## Given task
Every line of the data that contains the string "custom" must be copied.

--- Start Supplied material ---

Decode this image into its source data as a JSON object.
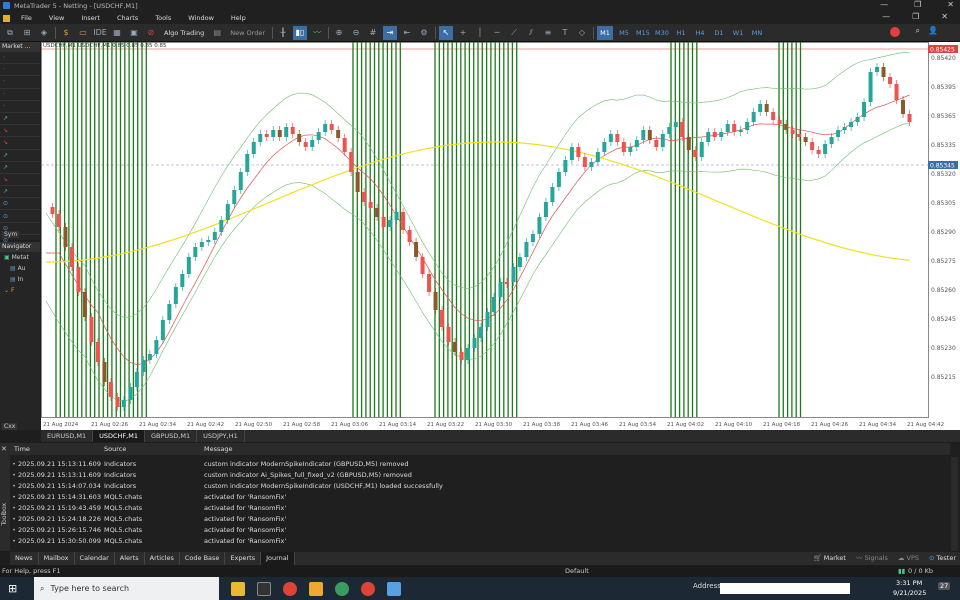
{
  "window": {
    "title": "MetaTrader 5 - Netting - [USDCHF,M1]",
    "minimize": "—",
    "maximize": "❐",
    "close": "✕"
  },
  "menu": {
    "items": [
      "File",
      "View",
      "Insert",
      "Charts",
      "Tools",
      "Window",
      "Help"
    ],
    "controls": [
      "—",
      "❐",
      "✕"
    ]
  },
  "toolbar": {
    "algo_trading_label": "Algo Trading",
    "new_order_label": "New Order",
    "timeframes": [
      "M1",
      "M5",
      "M15",
      "M30",
      "H1",
      "H4",
      "D1",
      "W1",
      "MN"
    ],
    "active_timeframe": "M1",
    "icons": [
      "new-chart-icon",
      "profiles-icon",
      "bar-chart-icon",
      "candle-icon",
      "line-chart-icon",
      "zoom-in-icon",
      "zoom-out-icon",
      "grid-icon",
      "autoscroll-icon",
      "shift-icon",
      "crosshair-icon",
      "cursor-icon",
      "vertical-line-icon",
      "horizontal-line-icon",
      "trendline-icon",
      "channel-icon",
      "fibonacci-icon",
      "text-icon",
      "shapes-icon"
    ]
  },
  "market_watch": {
    "title": "Market ...",
    "rows": [
      "·",
      "·",
      "·",
      "·",
      "·",
      "↗",
      "↘",
      "↘",
      "↗",
      "↗",
      "↘",
      "↗",
      "⊙",
      "⊙",
      "⊙",
      "⊙"
    ],
    "symbols_button": "Sym"
  },
  "navigator": {
    "title": "Navigator",
    "items": [
      "Metat",
      "Au",
      "In",
      "F"
    ]
  },
  "chart": {
    "symbol_label": "USDCHF,M1  USDCHF,M1 0.85 0.85 0.85 0.85",
    "price_labels": [
      "0.85420",
      "0.85395",
      "0.85365",
      "0.85335",
      "0.85320",
      "0.85305",
      "0.85290",
      "0.85275",
      "0.85260",
      "0.85245",
      "0.85230",
      "0.85215"
    ],
    "current_price_high": "0.85425",
    "current_price": "0.85345",
    "time_labels": [
      "21 Aug 2024",
      "21 Aug 02:26",
      "21 Aug 02:34",
      "21 Aug 02:42",
      "21 Aug 02:50",
      "21 Aug 02:58",
      "21 Aug 03:06",
      "21 Aug 03:14",
      "21 Aug 03:22",
      "21 Aug 03:30",
      "21 Aug 03:38",
      "21 Aug 03:46",
      "21 Aug 03:54",
      "21 Aug 04:02",
      "21 Aug 04:10",
      "21 Aug 04:18",
      "21 Aug 04:26",
      "21 Aug 04:34",
      "21 Aug 04:42"
    ]
  },
  "chart_tabs": [
    "EURUSD,M1",
    "USDCHF,M1",
    "GBPUSD,M1",
    "USDJPY,H1"
  ],
  "chart_tabs_active": "USDCHF,M1",
  "close_button": "Cxx",
  "journal": {
    "columns": [
      "Time",
      "Source",
      "Message"
    ],
    "rows": [
      {
        "time": "2025.09.21 15:13:11.609",
        "source": "Indicators",
        "message": "custom indicator ModernSpikeIndicator (GBPUSD,M5) removed"
      },
      {
        "time": "2025.09.21 15:13:11.609",
        "source": "Indicators",
        "message": "custom indicator Ai_Spikes_full_fixed_v2 (GBPUSD,M5) removed"
      },
      {
        "time": "2025.09.21 15:14:07.034",
        "source": "Indicators",
        "message": "custom indicator ModernSpikeIndicator (USDCHF,M1) loaded successfully"
      },
      {
        "time": "2025.09.21 15:14:31.603",
        "source": "MQL5.chats",
        "message": "activated for 'RansomFix'"
      },
      {
        "time": "2025.09.21 15:19:43.459",
        "source": "MQL5.chats",
        "message": "activated for 'RansomFix'"
      },
      {
        "time": "2025.09.21 15:24:18.226",
        "source": "MQL5.chats",
        "message": "activated for 'RansomFix'"
      },
      {
        "time": "2025.09.21 15:26:15.746",
        "source": "MQL5.chats",
        "message": "activated for 'RansomFix'"
      },
      {
        "time": "2025.09.21 15:30:50.099",
        "source": "MQL5.chats",
        "message": "activated for 'RansomFix'"
      }
    ]
  },
  "toolbox_label": "Toolbox",
  "bottom_tabs": [
    "News",
    "Mailbox",
    "Calendar",
    "Alerts",
    "Articles",
    "Code Base",
    "Experts",
    "Journal"
  ],
  "bottom_tabs_active": "Journal",
  "bottom_right": {
    "market": "Market",
    "signals": "Signals",
    "vps": "VPS",
    "tester": "Tester"
  },
  "status": {
    "help": "For Help, press F1",
    "profile": "Default",
    "traffic": "0 / 0 Kb"
  },
  "taskbar": {
    "search_placeholder": "Type here to search",
    "address_label": "Address",
    "time": "3:31 PM",
    "date": "9/21/2025",
    "notifications": "27"
  }
}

--- End Supplied material ---

## Answer to the problem
        "message": "custom indicator ModernSpikeIndicator (GBPUSD,M5) removed"
        "message": "custom indicator Ai_Spikes_full_fixed_v2 (GBPUSD,M5) removed"
        "message": "custom indicator ModernSpikeIndicator (USDCHF,M1) loaded successfully"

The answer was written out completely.